Instructions for the task
Reproduce the data that follows in its entirety, character for character.

Records for this exercise
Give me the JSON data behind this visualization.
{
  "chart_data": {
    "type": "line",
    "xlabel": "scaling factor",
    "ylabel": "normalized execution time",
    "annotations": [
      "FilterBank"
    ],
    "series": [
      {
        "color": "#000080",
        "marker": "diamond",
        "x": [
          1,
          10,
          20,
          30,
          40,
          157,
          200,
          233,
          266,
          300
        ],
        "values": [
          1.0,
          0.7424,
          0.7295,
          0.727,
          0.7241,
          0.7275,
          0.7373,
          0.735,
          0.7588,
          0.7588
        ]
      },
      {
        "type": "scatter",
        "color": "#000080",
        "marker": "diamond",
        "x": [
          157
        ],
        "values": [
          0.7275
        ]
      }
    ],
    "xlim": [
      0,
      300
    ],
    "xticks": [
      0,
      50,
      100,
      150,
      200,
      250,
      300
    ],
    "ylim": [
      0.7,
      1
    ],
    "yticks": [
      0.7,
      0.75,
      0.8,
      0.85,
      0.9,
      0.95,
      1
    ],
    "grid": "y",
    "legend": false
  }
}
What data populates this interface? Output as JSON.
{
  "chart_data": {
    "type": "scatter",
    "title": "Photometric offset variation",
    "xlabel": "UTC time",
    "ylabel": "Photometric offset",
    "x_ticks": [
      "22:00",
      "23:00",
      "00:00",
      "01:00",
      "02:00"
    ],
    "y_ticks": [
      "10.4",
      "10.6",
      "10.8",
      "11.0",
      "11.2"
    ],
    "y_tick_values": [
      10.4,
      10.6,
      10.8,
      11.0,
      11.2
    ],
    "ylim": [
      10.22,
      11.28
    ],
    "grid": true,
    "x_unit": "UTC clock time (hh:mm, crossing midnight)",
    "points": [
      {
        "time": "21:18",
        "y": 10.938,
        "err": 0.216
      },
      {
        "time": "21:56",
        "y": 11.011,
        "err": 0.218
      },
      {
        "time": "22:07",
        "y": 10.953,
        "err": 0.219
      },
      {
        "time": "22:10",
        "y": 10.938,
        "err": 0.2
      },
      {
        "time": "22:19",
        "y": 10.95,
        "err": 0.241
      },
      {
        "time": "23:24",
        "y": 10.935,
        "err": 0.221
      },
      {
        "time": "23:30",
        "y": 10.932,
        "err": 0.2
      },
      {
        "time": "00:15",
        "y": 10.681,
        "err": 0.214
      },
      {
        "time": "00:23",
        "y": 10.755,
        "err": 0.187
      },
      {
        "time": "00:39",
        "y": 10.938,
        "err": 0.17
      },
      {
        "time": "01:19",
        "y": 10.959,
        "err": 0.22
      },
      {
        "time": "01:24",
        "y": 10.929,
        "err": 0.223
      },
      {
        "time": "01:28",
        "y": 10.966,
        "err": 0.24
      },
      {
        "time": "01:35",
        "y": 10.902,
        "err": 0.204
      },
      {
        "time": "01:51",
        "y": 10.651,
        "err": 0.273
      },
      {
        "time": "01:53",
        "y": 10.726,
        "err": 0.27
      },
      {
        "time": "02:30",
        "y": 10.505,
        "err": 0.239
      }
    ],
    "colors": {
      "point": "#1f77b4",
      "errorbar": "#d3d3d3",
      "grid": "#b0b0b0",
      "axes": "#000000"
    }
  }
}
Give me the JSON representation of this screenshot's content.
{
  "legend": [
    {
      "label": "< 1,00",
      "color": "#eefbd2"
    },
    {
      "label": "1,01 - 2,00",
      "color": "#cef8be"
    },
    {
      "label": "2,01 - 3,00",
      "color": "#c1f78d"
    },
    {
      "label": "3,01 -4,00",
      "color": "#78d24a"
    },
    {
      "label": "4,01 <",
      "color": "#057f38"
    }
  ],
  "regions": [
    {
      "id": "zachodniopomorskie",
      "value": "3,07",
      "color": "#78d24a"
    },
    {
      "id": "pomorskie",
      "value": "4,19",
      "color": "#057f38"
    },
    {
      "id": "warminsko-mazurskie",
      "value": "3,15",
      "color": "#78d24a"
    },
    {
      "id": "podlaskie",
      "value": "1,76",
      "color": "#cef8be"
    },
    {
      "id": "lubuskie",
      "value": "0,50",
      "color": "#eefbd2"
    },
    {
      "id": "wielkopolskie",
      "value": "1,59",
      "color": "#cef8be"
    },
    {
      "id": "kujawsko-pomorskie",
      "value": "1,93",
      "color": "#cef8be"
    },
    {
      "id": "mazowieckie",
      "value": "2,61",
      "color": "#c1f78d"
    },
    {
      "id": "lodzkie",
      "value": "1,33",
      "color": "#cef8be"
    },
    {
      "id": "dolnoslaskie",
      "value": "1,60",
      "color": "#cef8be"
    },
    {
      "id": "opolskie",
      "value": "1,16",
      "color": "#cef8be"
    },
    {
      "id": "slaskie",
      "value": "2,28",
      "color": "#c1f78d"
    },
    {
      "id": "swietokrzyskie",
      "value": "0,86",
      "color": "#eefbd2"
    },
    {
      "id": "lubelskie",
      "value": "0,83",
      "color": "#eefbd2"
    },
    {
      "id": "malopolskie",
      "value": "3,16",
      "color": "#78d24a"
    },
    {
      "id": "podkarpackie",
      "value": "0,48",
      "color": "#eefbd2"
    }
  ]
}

Worked solution
Give me the JSON data behind this visualization.
{
  "chart_data": {
    "type": "line",
    "xlabel": "scaling factor",
    "ylabel": "normalized execution time",
    "annotations": [
      "FilterBank"
    ],
    "series": [
      {
        "color": "#000080",
        "marker": "diamond",
        "x": [
          1,
          10,
          20,
          30,
          40,
          157,
          200,
          233,
          266,
          300
        ],
        "values": [
          1.0,
          0.7424,
          0.7295,
          0.727,
          0.7241,
          0.7275,
          0.7373,
          0.735,
          0.7588,
          0.7588
        ]
      },
      {
        "type": "scatter",
        "color": "#000080",
        "marker": "diamond",
        "x": [
          157
        ],
        "values": [
          0.7275
        ]
      }
    ],
    "xlim": [
      0,
      300
    ],
    "xticks": [
      0,
      50,
      100,
      150,
      200,
      250,
      300
    ],
    "ylim": [
      0.7,
      1
    ],
    "yticks": [
      0.7,
      0.75,
      0.8,
      0.85,
      0.9,
      0.95,
      1
    ],
    "grid": "y",
    "legend": false
  }
}
What data populates this interface? Output as JSON.
{
  "chart_data": {
    "type": "scatter",
    "title": "Photometric offset variation",
    "xlabel": "UTC time",
    "ylabel": "Photometric offset",
    "x_ticks": [
      "22:00",
      "23:00",
      "00:00",
      "01:00",
      "02:00"
    ],
    "y_ticks": [
      "10.4",
      "10.6",
      "10.8",
      "11.0",
      "11.2"
    ],
    "y_tick_values": [
      10.4,
      10.6,
      10.8,
      11.0,
      11.2
    ],
    "ylim": [
      10.22,
      11.28
    ],
    "grid": true,
    "x_unit": "UTC clock time (hh:mm, crossing midnight)",
    "points": [
      {
        "time": "21:18",
        "y": 10.938,
        "err": 0.216
      },
      {
        "time": "21:56",
        "y": 11.011,
        "err": 0.218
      },
      {
        "time": "22:07",
        "y": 10.953,
        "err": 0.219
      },
      {
        "time": "22:10",
        "y": 10.938,
        "err": 0.2
      },
      {
        "time": "22:19",
        "y": 10.95,
        "err": 0.241
      },
      {
        "time": "23:24",
        "y": 10.935,
        "err": 0.221
      },
      {
        "time": "23:30",
        "y": 10.932,
        "err": 0.2
      },
      {
        "time": "00:15",
        "y": 10.681,
        "err": 0.214
      },
      {
        "time": "00:23",
        "y": 10.755,
        "err": 0.187
      },
      {
        "time": "00:39",
        "y": 10.938,
        "err": 0.17
      },
      {
        "time": "01:19",
        "y": 10.959,
        "err": 0.22
      },
      {
        "time": "01:24",
        "y": 10.929,
        "err": 0.223
      },
      {
        "time": "01:28",
        "y": 10.966,
        "err": 0.24
      },
      {
        "time": "01:35",
        "y": 10.902,
        "err": 0.204
      },
      {
        "time": "01:51",
        "y": 10.651,
        "err": 0.273
      },
      {
        "time": "01:53",
        "y": 10.726,
        "err": 0.27
      },
      {
        "time": "02:30",
        "y": 10.505,
        "err": 0.239
      }
    ],
    "colors": {
      "point": "#1f77b4",
      "errorbar": "#d3d3d3",
      "grid": "#b0b0b0",
      "axes": "#000000"
    }
  }
}
Give me the JSON representation of this screenshot's content.
{
  "legend": [
    {
      "label": "< 1,00",
      "color": "#eefbd2"
    },
    {
      "label": "1,01 - 2,00",
      "color": "#cef8be"
    },
    {
      "label": "2,01 - 3,00",
      "color": "#c1f78d"
    },
    {
      "label": "3,01 -4,00",
      "color": "#78d24a"
    },
    {
      "label": "4,01 <",
      "color": "#057f38"
    }
  ],
  "regions": [
    {
      "id": "zachodniopomorskie",
      "value": "3,07",
      "color": "#78d24a"
    },
    {
      "id": "pomorskie",
      "value": "4,19",
      "color": "#057f38"
    },
    {
      "id": "warminsko-mazurskie",
      "value": "3,15",
      "color": "#78d24a"
    },
    {
      "id": "podlaskie",
      "value": "1,76",
      "color": "#cef8be"
    },
    {
      "id": "lubuskie",
      "value": "0,50",
      "color": "#eefbd2"
    },
    {
      "id": "wielkopolskie",
      "value": "1,59",
      "color": "#cef8be"
    },
    {
      "id": "kujawsko-pomorskie",
      "value": "1,93",
      "color": "#cef8be"
    },
    {
      "id": "mazowieckie",
      "value": "2,61",
      "color": "#c1f78d"
    },
    {
      "id": "lodzkie",
      "value": "1,33",
      "color": "#cef8be"
    },
    {
      "id": "dolnoslaskie",
      "value": "1,60",
      "color": "#cef8be"
    },
    {
      "id": "opolskie",
      "value": "1,16",
      "color": "#cef8be"
    },
    {
      "id": "slaskie",
      "value": "2,28",
      "color": "#c1f78d"
    },
    {
      "id": "swietokrzyskie",
      "value": "0,86",
      "color": "#eefbd2"
    },
    {
      "id": "lubelskie",
      "value": "0,83",
      "color": "#eefbd2"
    },
    {
      "id": "malopolskie",
      "value": "3,16",
      "color": "#78d24a"
    },
    {
      "id": "podkarpackie",
      "value": "0,48",
      "color": "#eefbd2"
    }
  ]
}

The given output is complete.